Supplied data

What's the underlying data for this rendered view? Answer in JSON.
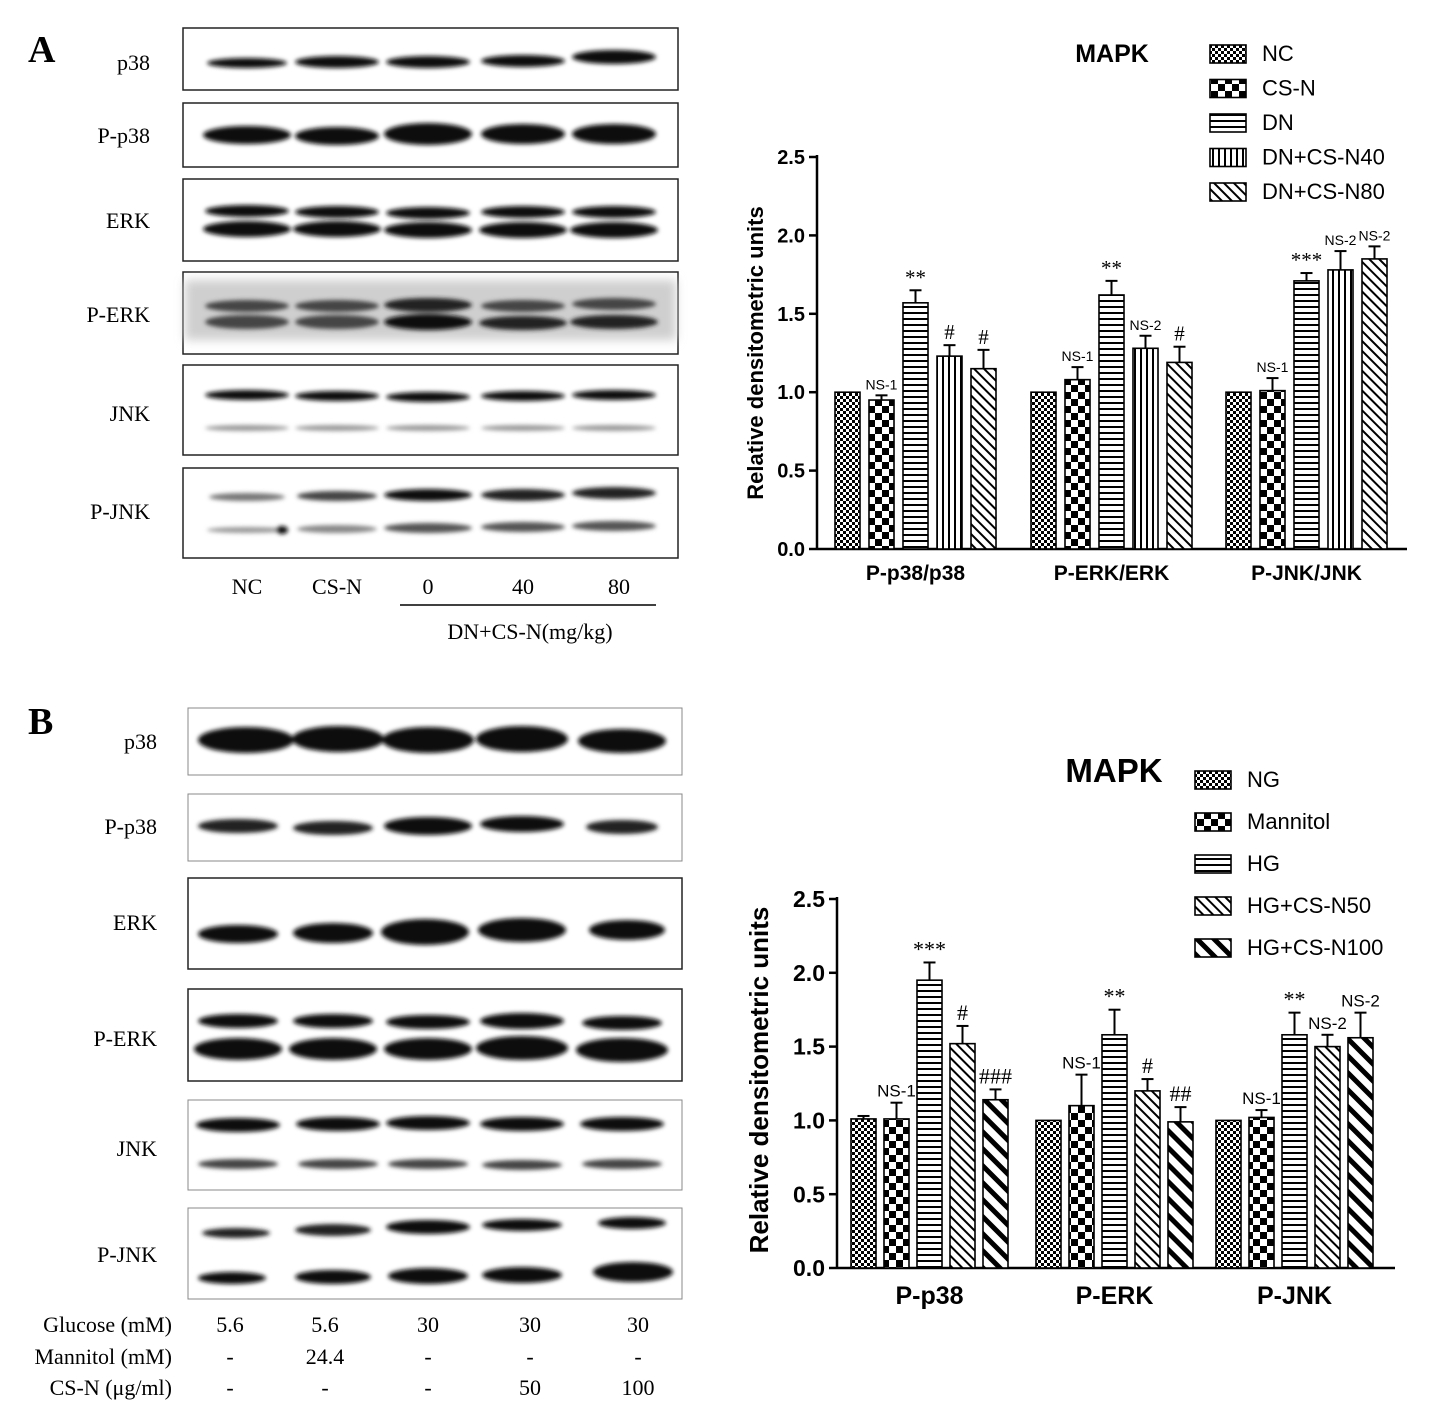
{
  "panels": [
    {
      "letter": "A",
      "blot": {
        "rows": [
          "p38",
          "P-p38",
          "ERK",
          "P-ERK",
          "JNK",
          "P-JNK"
        ],
        "lane_labels": [
          "NC",
          "CS-N",
          "0",
          "40",
          "80"
        ],
        "group_label": "DN+CS-N(mg/kg)"
      },
      "chart_data": {
        "type": "bar",
        "title": "MAPK",
        "ylabel": "Relative densitometric units",
        "xlabel": "",
        "ylim": [
          0,
          2.5
        ],
        "yticks": [
          "0.0",
          "0.5",
          "1.0",
          "1.5",
          "2.0",
          "2.5"
        ],
        "categories": [
          "P-p38/p38",
          "P-ERK/ERK",
          "P-JNK/JNK"
        ],
        "legend_position": "top-right",
        "series": [
          {
            "name": "NC",
            "pattern": "check",
            "values": [
              1.0,
              1.0,
              1.0
            ],
            "errors": [
              0,
              0,
              0
            ],
            "labels": [
              "",
              "",
              ""
            ]
          },
          {
            "name": "CS-N",
            "pattern": "bigcheck",
            "values": [
              0.95,
              1.08,
              1.01
            ],
            "errors": [
              0.03,
              0.08,
              0.08
            ],
            "labels": [
              "NS-1",
              "NS-1",
              "NS-1"
            ]
          },
          {
            "name": "DN",
            "pattern": "hlines",
            "values": [
              1.57,
              1.62,
              1.71
            ],
            "errors": [
              0.08,
              0.09,
              0.05
            ],
            "labels": [
              "**",
              "**",
              "***"
            ]
          },
          {
            "name": "DN+CS-N40",
            "pattern": "vlines",
            "values": [
              1.23,
              1.28,
              1.78
            ],
            "errors": [
              0.07,
              0.08,
              0.12
            ],
            "labels": [
              "#",
              "NS-2",
              "NS-2"
            ]
          },
          {
            "name": "DN+CS-N80",
            "pattern": "diag",
            "values": [
              1.15,
              1.19,
              1.85
            ],
            "errors": [
              0.12,
              0.1,
              0.08
            ],
            "labels": [
              "#",
              "#",
              "NS-2"
            ]
          }
        ]
      }
    },
    {
      "letter": "B",
      "blot": {
        "rows": [
          "p38",
          "P-p38",
          "ERK",
          "P-ERK",
          "JNK",
          "P-JNK"
        ],
        "conditions": [
          {
            "label": "Glucose (mM)",
            "values": [
              "5.6",
              "5.6",
              "30",
              "30",
              "30"
            ]
          },
          {
            "label": "Mannitol (mM)",
            "values": [
              "-",
              "24.4",
              "-",
              "-",
              "-"
            ]
          },
          {
            "label": "CS-N (μg/ml)",
            "values": [
              "-",
              "-",
              "-",
              "50",
              "100"
            ]
          }
        ]
      },
      "chart_data": {
        "type": "bar",
        "title": "MAPK",
        "ylabel": "Relative densitometric units",
        "xlabel": "",
        "ylim": [
          0,
          2.5
        ],
        "yticks": [
          "0.0",
          "0.5",
          "1.0",
          "1.5",
          "2.0",
          "2.5"
        ],
        "categories": [
          "P-p38",
          "P-ERK",
          "P-JNK"
        ],
        "legend_position": "top-right",
        "series": [
          {
            "name": "NG",
            "pattern": "check",
            "values": [
              1.01,
              1.0,
              1.0
            ],
            "errors": [
              0.02,
              0,
              0
            ],
            "labels": [
              "",
              "",
              ""
            ]
          },
          {
            "name": "Mannitol",
            "pattern": "bigcheck",
            "values": [
              1.01,
              1.1,
              1.02
            ],
            "errors": [
              0.11,
              0.21,
              0.05
            ],
            "labels": [
              "NS-1",
              "NS-1",
              "NS-1"
            ]
          },
          {
            "name": "HG",
            "pattern": "hlines",
            "values": [
              1.95,
              1.58,
              1.58
            ],
            "errors": [
              0.12,
              0.17,
              0.15
            ],
            "labels": [
              "***",
              "**",
              "**"
            ]
          },
          {
            "name": "HG+CS-N50",
            "pattern": "diag",
            "values": [
              1.52,
              1.2,
              1.5
            ],
            "errors": [
              0.12,
              0.08,
              0.08
            ],
            "labels": [
              "#",
              "#",
              "NS-2"
            ]
          },
          {
            "name": "HG+CS-N100",
            "pattern": "thickdiag",
            "values": [
              1.14,
              0.99,
              1.56
            ],
            "errors": [
              0.07,
              0.1,
              0.17
            ],
            "labels": [
              "###",
              "##",
              "NS-2"
            ]
          }
        ]
      }
    }
  ]
}
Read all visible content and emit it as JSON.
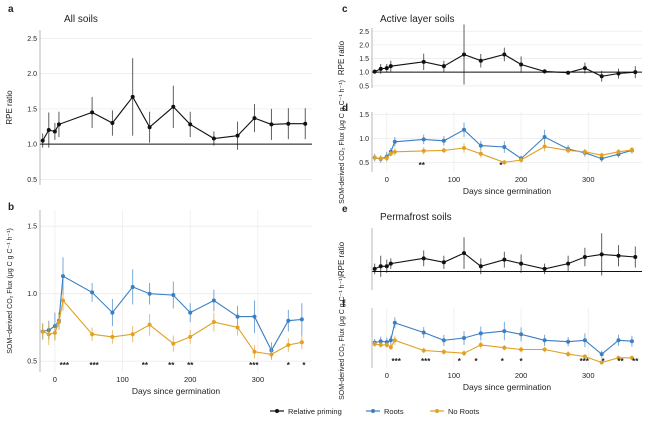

Instruction
Every line of the data above should be quoted exactly. Omit the pictures.

Written response
What's the underlying data for this rendered view? Answer in JSON.
{
  "panels": [
    {
      "letter": "A",
      "blot": {
        "rows": [
          "p38",
          "P-p38",
          "ERK",
          "P-ERK",
          "JNK",
          "P-JNK"
        ],
        "lane_labels": [
          "NC",
          "CS-N",
          "0",
          "40",
          "80"
        ],
        "group_label": "DN+CS-N(mg/kg)"
      },
      "chart_data": {
        "type": "bar",
        "title": "MAPK",
        "ylabel": "Relative densitometric units",
        "xlabel": "",
        "ylim": [
          0,
          2.5
        ],
        "yticks": [
          "0.0",
          "0.5",
          "1.0",
          "1.5",
          "2.0",
          "2.5"
        ],
        "categories": [
          "P-p38/p38",
          "P-ERK/ERK",
          "P-JNK/JNK"
        ],
        "legend_position": "top-right",
        "series": [
          {
            "name": "NC",
            "pattern": "check",
            "values": [
              1.0,
              1.0,
              1.0
            ],
            "errors": [
              0,
              0,
              0
            ],
            "labels": [
              "",
              "",
              ""
            ]
          },
          {
            "name": "CS-N",
            "pattern": "bigcheck",
            "values": [
              0.95,
              1.08,
              1.01
            ],
            "errors": [
              0.03,
              0.08,
              0.08
            ],
            "labels": [
              "NS-1",
              "NS-1",
              "NS-1"
            ]
          },
          {
            "name": "DN",
            "pattern": "hlines",
            "values": [
              1.57,
              1.62,
              1.71
            ],
            "errors": [
              0.08,
              0.09,
              0.05
            ],
            "labels": [
              "**",
              "**",
              "***"
            ]
          },
          {
            "name": "DN+CS-N40",
            "pattern": "vlines",
            "values": [
              1.23,
              1.28,
              1.78
            ],
            "errors": [
              0.07,
              0.08,
              0.12
            ],
            "labels": [
              "#",
              "NS-2",
              "NS-2"
            ]
          },
          {
            "name": "DN+CS-N80",
            "pattern": "diag",
            "values": [
              1.15,
              1.19,
              1.85
            ],
            "errors": [
              0.12,
              0.1,
              0.08
            ],
            "labels": [
              "#",
              "#",
              "NS-2"
            ]
          }
        ]
      }
    },
    {
      "letter": "B",
      "blot": {
        "rows": [
          "p38",
          "P-p38",
          "ERK",
          "P-ERK",
          "JNK",
          "P-JNK"
        ],
        "conditions": [
          {
            "label": "Glucose (mM)",
            "values": [
              "5.6",
              "5.6",
              "30",
              "30",
              "30"
            ]
          },
          {
            "label": "Mannitol (mM)",
            "values": [
              "-",
              "24.4",
              "-",
              "-",
              "-"
            ]
          },
          {
            "label": "CS-N (μg/ml)",
            "values": [
              "-",
              "-",
              "-",
              "50",
              "100"
            ]
          }
        ]
      },
      "chart_data": {
        "type": "bar",
        "title": "MAPK",
        "ylabel": "Relative densitometric units",
        "xlabel": "",
        "ylim": [
          0,
          2.5
        ],
        "yticks": [
          "0.0",
          "0.5",
          "1.0",
          "1.5",
          "2.0",
          "2.5"
        ],
        "categories": [
          "P-p38",
          "P-ERK",
          "P-JNK"
        ],
        "legend_position": "top-right",
        "series": [
          {
            "name": "NG",
            "pattern": "check",
            "values": [
              1.01,
              1.0,
              1.0
            ],
            "errors": [
              0.02,
              0,
              0
            ],
            "labels": [
              "",
              "",
              ""
            ]
          },
          {
            "name": "Mannitol",
            "pattern": "bigcheck",
            "values": [
              1.01,
              1.1,
              1.02
            ],
            "errors": [
              0.11,
              0.21,
              0.05
            ],
            "labels": [
              "NS-1",
              "NS-1",
              "NS-1"
            ]
          },
          {
            "name": "HG",
            "pattern": "hlines",
            "values": [
              1.95,
              1.58,
              1.58
            ],
            "errors": [
              0.12,
              0.17,
              0.15
            ],
            "labels": [
              "***",
              "**",
              "**"
            ]
          },
          {
            "name": "HG+CS-N50",
            "pattern": "diag",
            "values": [
              1.52,
              1.2,
              1.5
            ],
            "errors": [
              0.12,
              0.08,
              0.08
            ],
            "labels": [
              "#",
              "#",
              "NS-2"
            ]
          },
          {
            "name": "HG+CS-N100",
            "pattern": "thickdiag",
            "values": [
              1.14,
              0.99,
              1.56
            ],
            "errors": [
              0.07,
              0.1,
              0.17
            ],
            "labels": [
              "###",
              "##",
              "NS-2"
            ]
          }
        ]
      }
    }
  ]
}
Read all visible content and emit it as JSON.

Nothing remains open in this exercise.